[Written request]:
Gather every line of the entries that includes the word "name".
------------------------------------------------------------------------
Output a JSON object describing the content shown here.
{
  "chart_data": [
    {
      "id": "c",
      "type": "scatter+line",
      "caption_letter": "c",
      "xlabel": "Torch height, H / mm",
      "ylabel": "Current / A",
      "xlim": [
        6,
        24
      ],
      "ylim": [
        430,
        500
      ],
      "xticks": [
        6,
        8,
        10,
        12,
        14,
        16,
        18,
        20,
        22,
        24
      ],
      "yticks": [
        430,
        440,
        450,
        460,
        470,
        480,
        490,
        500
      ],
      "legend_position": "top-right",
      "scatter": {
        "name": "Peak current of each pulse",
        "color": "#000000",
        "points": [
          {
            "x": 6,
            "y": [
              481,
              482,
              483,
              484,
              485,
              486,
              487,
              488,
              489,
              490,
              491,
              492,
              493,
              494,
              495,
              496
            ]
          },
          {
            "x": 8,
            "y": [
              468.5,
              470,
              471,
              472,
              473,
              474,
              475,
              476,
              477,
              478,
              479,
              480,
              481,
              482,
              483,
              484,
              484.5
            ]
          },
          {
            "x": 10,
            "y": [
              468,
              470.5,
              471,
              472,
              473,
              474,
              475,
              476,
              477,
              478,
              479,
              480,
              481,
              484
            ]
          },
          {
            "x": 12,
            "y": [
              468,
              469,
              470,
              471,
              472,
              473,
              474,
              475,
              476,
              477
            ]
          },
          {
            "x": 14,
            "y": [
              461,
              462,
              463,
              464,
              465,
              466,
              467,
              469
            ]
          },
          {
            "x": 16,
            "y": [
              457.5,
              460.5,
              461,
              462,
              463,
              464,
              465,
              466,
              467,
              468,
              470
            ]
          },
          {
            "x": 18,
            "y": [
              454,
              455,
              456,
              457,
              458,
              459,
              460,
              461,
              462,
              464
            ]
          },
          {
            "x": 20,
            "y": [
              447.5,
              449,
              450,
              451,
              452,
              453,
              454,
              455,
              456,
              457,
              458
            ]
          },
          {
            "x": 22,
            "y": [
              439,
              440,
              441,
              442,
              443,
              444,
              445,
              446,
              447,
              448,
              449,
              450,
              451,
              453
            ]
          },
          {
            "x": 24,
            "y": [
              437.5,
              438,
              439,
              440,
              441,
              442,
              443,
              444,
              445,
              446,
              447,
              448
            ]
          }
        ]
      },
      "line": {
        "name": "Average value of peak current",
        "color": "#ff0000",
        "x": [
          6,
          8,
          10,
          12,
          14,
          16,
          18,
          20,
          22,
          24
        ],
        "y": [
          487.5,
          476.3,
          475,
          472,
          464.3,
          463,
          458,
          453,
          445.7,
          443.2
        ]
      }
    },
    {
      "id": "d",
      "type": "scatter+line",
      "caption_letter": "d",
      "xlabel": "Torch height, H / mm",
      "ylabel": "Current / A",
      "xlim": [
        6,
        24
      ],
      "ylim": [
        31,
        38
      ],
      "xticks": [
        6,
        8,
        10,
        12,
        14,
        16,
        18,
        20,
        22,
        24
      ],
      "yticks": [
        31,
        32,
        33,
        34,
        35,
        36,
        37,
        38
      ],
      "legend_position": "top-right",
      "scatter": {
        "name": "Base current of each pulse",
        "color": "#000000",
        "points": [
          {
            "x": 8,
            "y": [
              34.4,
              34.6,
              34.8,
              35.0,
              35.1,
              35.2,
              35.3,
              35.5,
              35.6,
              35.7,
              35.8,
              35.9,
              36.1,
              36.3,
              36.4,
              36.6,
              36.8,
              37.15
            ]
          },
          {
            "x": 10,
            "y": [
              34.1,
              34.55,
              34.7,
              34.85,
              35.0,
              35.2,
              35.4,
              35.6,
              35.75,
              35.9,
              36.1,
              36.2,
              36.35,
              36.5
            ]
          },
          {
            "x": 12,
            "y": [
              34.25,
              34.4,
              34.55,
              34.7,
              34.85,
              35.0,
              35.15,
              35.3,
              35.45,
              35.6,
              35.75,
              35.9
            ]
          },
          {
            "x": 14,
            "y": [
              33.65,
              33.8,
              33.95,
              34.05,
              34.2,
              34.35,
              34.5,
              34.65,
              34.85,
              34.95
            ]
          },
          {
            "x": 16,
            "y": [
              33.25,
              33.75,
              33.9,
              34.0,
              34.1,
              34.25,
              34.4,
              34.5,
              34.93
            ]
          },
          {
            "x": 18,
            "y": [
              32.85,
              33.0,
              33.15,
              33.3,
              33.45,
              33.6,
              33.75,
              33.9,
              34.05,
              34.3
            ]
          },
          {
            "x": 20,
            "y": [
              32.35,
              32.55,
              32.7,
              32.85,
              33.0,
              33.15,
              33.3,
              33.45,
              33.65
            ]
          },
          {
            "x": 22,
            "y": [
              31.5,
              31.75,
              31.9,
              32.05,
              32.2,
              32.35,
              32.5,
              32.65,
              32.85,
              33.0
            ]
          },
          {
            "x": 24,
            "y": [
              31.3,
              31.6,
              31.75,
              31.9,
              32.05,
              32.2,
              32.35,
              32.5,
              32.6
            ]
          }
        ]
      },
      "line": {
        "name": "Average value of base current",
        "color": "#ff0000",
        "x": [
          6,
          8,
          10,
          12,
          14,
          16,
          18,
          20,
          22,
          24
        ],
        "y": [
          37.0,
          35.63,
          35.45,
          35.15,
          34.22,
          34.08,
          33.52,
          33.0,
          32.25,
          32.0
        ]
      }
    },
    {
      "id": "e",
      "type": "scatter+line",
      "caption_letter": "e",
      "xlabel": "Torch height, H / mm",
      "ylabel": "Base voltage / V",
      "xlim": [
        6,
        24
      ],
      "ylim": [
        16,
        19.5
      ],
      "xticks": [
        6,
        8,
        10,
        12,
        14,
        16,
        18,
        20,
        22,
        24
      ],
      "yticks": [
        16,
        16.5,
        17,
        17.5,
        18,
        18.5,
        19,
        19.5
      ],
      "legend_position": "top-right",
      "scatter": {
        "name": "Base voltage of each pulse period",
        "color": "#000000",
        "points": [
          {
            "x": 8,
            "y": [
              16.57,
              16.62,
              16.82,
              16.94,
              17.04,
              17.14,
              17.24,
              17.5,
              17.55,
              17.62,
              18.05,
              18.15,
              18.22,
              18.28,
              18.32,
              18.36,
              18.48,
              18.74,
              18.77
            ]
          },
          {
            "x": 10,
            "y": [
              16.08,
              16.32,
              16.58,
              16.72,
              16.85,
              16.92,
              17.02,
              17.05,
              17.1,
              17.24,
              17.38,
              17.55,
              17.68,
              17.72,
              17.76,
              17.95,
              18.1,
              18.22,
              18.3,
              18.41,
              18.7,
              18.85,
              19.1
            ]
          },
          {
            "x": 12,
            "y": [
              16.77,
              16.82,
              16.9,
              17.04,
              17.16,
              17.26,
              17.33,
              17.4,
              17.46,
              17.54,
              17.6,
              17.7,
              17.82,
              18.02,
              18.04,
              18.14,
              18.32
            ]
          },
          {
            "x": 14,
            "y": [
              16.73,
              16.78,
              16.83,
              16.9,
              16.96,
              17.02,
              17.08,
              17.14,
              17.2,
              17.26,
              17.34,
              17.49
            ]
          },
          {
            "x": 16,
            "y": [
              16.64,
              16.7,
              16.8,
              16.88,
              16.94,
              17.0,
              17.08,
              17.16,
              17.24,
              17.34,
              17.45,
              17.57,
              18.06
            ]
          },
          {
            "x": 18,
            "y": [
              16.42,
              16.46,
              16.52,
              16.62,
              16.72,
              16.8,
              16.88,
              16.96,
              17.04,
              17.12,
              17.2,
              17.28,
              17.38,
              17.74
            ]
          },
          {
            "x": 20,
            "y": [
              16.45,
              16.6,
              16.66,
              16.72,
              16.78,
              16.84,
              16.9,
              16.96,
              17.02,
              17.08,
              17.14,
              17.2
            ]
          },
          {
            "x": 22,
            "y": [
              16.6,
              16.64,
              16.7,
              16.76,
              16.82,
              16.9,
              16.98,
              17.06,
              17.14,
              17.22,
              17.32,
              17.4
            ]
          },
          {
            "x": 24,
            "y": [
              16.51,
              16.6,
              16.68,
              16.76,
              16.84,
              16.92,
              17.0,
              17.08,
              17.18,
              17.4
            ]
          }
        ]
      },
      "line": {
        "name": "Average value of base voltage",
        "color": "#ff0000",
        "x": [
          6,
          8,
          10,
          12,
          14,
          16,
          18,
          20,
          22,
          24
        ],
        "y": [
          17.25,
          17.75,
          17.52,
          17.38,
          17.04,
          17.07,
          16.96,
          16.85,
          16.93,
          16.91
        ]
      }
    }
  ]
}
------------------------------------------------------------------------
[Exercise response]:
        "name": "Peak current of each pulse",
        "name": "Average value of peak current",
        "name": "Base current of each pulse",
        "name": "Average value of base current",
        "name": "Base voltage of each pulse period",
        "name": "Average value of base voltage",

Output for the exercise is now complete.